#### [Task description]
Transcribe each line exactly.

#### [Given records]
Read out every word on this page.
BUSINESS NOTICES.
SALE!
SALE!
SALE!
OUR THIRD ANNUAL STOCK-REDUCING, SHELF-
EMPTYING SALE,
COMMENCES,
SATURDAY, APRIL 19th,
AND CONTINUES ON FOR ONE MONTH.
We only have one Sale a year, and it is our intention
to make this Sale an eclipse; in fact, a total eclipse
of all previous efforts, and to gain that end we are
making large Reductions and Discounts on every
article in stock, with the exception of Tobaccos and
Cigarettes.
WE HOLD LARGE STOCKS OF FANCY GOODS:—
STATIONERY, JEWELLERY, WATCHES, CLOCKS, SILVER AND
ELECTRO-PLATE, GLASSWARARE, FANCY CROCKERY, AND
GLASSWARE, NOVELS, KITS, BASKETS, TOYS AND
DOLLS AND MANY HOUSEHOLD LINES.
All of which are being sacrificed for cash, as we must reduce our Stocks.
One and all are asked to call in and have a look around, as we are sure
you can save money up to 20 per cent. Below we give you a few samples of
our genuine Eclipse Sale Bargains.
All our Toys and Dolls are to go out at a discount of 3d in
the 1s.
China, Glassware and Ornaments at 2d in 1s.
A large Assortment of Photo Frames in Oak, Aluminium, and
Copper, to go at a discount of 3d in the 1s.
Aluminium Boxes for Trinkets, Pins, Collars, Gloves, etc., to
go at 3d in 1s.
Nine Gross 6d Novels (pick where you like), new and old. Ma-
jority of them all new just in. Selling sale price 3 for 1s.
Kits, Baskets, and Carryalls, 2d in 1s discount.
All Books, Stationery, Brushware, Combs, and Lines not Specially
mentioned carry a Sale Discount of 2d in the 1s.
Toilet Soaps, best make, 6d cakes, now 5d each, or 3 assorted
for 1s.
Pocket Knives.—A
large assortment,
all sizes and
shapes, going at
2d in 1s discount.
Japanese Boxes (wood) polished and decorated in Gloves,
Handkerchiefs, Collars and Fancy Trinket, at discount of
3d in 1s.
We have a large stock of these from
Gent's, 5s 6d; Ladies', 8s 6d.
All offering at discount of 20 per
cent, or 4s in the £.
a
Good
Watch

#### [Response for this exercise]
Read out every word on this page.
BUSINESS NOTICES.
SALE!
SALE!
SALE!
OUR THIRD ANNUAL STOCK-REDUCING, SHELF-
EMPTYING SALE,
COMMENCES,
SATURDAY, APRIL 19th,
AND CONTINUES ON FOR ONE MONTH.
We only have one Sale a year, and it is our intention
to make this Sale an eclipse; in fact, a total eclipse
of all previous efforts, and to gain that end we are
making large Reductions and Discounts on every
article in stock, with the exception of Tobaccos and
Cigarettes.
WE HOLD LARGE STOCKS OF FANCY GOODS:—
STATIONERY, JEWELLERY, WATCHES, CLOCKS, SILVER AND
ELECTRO-PLATE, GLASSWARARE, FANCY CROCKERY, AND
GLASSWARE, NOVELS, KITS, BASKETS, TOYS AND
DOLLS AND MANY HOUSEHOLD LINES.
All of which are being sacrificed for cash, as we must reduce our Stocks.
One and all are asked to call in and have a look around, as we are sure
you can save money up to 20 per cent. Below we give you a few samples of
our genuine Eclipse Sale Bargains.
All our Toys and Dolls are to go out at a discount of 3d in
the 1s.
China, Glassware and Ornaments at 2d in 1s.
A large Assortment of Photo Frames in Oak, Aluminium, and
Copper, to go at a discount of 3d in the 1s.
Aluminium Boxes for Trinkets, Pins, Collars, Gloves, etc., to
go at 3d in 1s.
Nine Gross 6d Novels (pick where you like), new and old. Ma-
jority of them all new just in. Selling sale price 3 for 1s.
Kits, Baskets, and Carryalls, 2d in 1s discount.
All Books, Stationery, Brushware, Combs, and Lines not Specially
mentioned carry a Sale Discount of 2d in the 1s.
Toilet Soaps, best make, 6d cakes, now 5d each, or 3 assorted
for 1s.
Pocket Knives.—A
large assortment,
all sizes and
shapes, going at
2d in 1s discount.
Japanese Boxes (wood) polished and decorated in Gloves,
Handkerchiefs, Collars and Fancy Trinket, at discount of
3d in 1s.
We have a large stock of these from
Gent's, 5s 6d; Ladies', 8s 6d.
All offering at discount of 20 per
cent, or 4s in the £.
a
Good
Watch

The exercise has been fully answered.